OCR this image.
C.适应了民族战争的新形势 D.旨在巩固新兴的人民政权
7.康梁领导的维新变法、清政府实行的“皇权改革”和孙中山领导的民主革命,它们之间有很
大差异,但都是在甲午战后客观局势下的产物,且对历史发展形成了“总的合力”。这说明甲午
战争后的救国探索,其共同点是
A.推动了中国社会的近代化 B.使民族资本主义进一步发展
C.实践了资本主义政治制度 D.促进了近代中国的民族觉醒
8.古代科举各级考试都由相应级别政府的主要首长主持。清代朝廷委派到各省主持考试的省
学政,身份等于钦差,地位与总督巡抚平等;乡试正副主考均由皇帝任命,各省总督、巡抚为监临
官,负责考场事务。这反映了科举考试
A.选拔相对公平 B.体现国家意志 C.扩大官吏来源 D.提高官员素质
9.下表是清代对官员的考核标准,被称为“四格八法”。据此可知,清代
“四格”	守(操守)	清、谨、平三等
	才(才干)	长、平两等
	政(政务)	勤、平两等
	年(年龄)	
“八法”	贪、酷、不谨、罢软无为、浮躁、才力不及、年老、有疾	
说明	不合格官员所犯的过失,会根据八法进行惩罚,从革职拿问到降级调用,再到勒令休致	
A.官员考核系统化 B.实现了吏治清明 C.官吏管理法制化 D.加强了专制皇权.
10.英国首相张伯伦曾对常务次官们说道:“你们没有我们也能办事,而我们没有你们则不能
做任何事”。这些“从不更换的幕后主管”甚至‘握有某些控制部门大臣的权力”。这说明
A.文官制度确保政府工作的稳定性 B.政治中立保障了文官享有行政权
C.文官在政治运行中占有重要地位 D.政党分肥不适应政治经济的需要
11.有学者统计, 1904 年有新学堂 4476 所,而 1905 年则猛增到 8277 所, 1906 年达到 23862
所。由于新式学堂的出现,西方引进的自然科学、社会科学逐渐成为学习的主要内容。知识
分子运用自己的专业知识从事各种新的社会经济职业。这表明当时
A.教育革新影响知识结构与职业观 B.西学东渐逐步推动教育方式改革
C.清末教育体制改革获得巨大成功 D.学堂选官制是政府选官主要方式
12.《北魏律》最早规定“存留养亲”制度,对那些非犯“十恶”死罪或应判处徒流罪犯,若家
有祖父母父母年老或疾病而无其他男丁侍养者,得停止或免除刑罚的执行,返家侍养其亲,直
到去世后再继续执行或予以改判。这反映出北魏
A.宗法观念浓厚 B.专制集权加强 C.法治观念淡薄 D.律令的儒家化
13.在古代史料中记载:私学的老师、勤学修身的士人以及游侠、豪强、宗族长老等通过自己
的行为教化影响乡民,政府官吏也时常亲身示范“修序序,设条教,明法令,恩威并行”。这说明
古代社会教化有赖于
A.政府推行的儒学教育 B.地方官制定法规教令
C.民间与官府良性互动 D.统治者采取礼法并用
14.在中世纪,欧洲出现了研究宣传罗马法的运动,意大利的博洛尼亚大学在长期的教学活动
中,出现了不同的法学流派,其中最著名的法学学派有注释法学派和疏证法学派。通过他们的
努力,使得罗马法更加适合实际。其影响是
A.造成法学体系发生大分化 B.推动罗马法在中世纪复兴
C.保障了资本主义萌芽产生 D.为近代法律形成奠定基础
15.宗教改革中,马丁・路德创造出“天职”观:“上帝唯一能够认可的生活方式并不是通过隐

Written exercise: Output an exact copy of each record.

Response to this task:
OCR this image.
C.适应了民族战争的新形势 D.旨在巩固新兴的人民政权
7.康梁领导的维新变法、清政府实行的“皇权改革”和孙中山领导的民主革命,它们之间有很
大差异,但都是在甲午战后客观局势下的产物,且对历史发展形成了“总的合力”。这说明甲午
战争后的救国探索,其共同点是
A.推动了中国社会的近代化 B.使民族资本主义进一步发展
C.实践了资本主义政治制度 D.促进了近代中国的民族觉醒
8.古代科举各级考试都由相应级别政府的主要首长主持。清代朝廷委派到各省主持考试的省
学政,身份等于钦差,地位与总督巡抚平等;乡试正副主考均由皇帝任命,各省总督、巡抚为监临
官,负责考场事务。这反映了科举考试
A.选拔相对公平 B.体现国家意志 C.扩大官吏来源 D.提高官员素质
9.下表是清代对官员的考核标准,被称为“四格八法”。据此可知,清代
“四格”	守(操守)	清、谨、平三等
	才(才干)	长、平两等
	政(政务)	勤、平两等
	年(年龄)	
“八法”	贪、酷、不谨、罢软无为、浮躁、才力不及、年老、有疾	
说明	不合格官员所犯的过失,会根据八法进行惩罚,从革职拿问到降级调用,再到勒令休致	
A.官员考核系统化 B.实现了吏治清明 C.官吏管理法制化 D.加强了专制皇权.
10.英国首相张伯伦曾对常务次官们说道:“你们没有我们也能办事,而我们没有你们则不能
做任何事”。这些“从不更换的幕后主管”甚至‘握有某些控制部门大臣的权力”。这说明
A.文官制度确保政府工作的稳定性 B.政治中立保障了文官享有行政权
C.文官在政治运行中占有重要地位 D.政党分肥不适应政治经济的需要
11.有学者统计, 1904 年有新学堂 4476 所,而 1905 年则猛增到 8277 所, 1906 年达到 23862
所。由于新式学堂的出现,西方引进的自然科学、社会科学逐渐成为学习的主要内容。知识
分子运用自己的专业知识从事各种新的社会经济职业。这表明当时
A.教育革新影响知识结构与职业观 B.西学东渐逐步推动教育方式改革
C.清末教育体制改革获得巨大成功 D.学堂选官制是政府选官主要方式
12.《北魏律》最早规定“存留养亲”制度,对那些非犯“十恶”死罪或应判处徒流罪犯,若家
有祖父母父母年老或疾病而无其他男丁侍养者,得停止或免除刑罚的执行,返家侍养其亲,直
到去世后再继续执行或予以改判。这反映出北魏
A.宗法观念浓厚 B.专制集权加强 C.法治观念淡薄 D.律令的儒家化
13.在古代史料中记载:私学的老师、勤学修身的士人以及游侠、豪强、宗族长老等通过自己
的行为教化影响乡民,政府官吏也时常亲身示范“修序序,设条教,明法令,恩威并行”。这说明
古代社会教化有赖于
A.政府推行的儒学教育 B.地方官制定法规教令
C.民间与官府良性互动 D.统治者采取礼法并用
14.在中世纪,欧洲出现了研究宣传罗马法的运动,意大利的博洛尼亚大学在长期的教学活动
中,出现了不同的法学流派,其中最著名的法学学派有注释法学派和疏证法学派。通过他们的
努力,使得罗马法更加适合实际。其影响是
A.造成法学体系发生大分化 B.推动罗马法在中世纪复兴
C.保障了资本主义萌芽产生 D.为近代法律形成奠定基础
15.宗教改革中,马丁・路德创造出“天职”观:“上帝唯一能够认可的生活方式并不是通过隐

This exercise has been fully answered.